* _SET EXERCISE_
Pull every line that holds the word "plus" from the entries.

Data records
*****
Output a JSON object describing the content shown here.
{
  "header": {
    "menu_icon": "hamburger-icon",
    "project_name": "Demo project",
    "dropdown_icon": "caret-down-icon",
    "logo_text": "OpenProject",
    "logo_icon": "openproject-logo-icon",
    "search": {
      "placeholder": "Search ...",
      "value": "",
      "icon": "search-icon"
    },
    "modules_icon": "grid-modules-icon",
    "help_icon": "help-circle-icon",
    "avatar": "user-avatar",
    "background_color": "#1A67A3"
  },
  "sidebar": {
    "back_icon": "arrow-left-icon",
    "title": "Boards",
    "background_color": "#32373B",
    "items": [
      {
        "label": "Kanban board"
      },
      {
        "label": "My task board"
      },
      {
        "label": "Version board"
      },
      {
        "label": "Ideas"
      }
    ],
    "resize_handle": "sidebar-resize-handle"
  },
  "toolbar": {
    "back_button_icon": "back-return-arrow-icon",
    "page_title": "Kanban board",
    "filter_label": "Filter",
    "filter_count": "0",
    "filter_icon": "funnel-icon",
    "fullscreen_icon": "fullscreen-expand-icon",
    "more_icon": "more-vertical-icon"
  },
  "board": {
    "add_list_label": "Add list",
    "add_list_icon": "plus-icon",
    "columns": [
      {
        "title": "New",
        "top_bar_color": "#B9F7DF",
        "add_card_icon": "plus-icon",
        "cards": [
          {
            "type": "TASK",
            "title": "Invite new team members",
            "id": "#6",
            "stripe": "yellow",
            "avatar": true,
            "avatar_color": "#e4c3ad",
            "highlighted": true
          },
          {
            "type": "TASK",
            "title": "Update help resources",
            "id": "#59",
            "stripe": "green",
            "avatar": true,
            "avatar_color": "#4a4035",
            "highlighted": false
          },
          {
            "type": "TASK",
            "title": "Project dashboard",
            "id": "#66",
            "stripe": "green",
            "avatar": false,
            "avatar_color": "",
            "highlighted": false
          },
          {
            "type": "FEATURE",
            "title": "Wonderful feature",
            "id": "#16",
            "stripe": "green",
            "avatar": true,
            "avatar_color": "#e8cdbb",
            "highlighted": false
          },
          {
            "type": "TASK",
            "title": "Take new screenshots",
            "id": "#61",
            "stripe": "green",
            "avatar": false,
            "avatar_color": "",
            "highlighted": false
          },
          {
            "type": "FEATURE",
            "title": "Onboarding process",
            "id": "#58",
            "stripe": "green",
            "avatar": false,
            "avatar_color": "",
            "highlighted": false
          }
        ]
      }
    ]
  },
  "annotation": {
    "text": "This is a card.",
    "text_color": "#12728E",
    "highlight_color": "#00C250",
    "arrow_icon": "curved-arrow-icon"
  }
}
*****
* _OUTPUT FOR THIS EXERCISE_
    "add_list_icon": "plus-icon",
        "add_card_icon": "plus-icon",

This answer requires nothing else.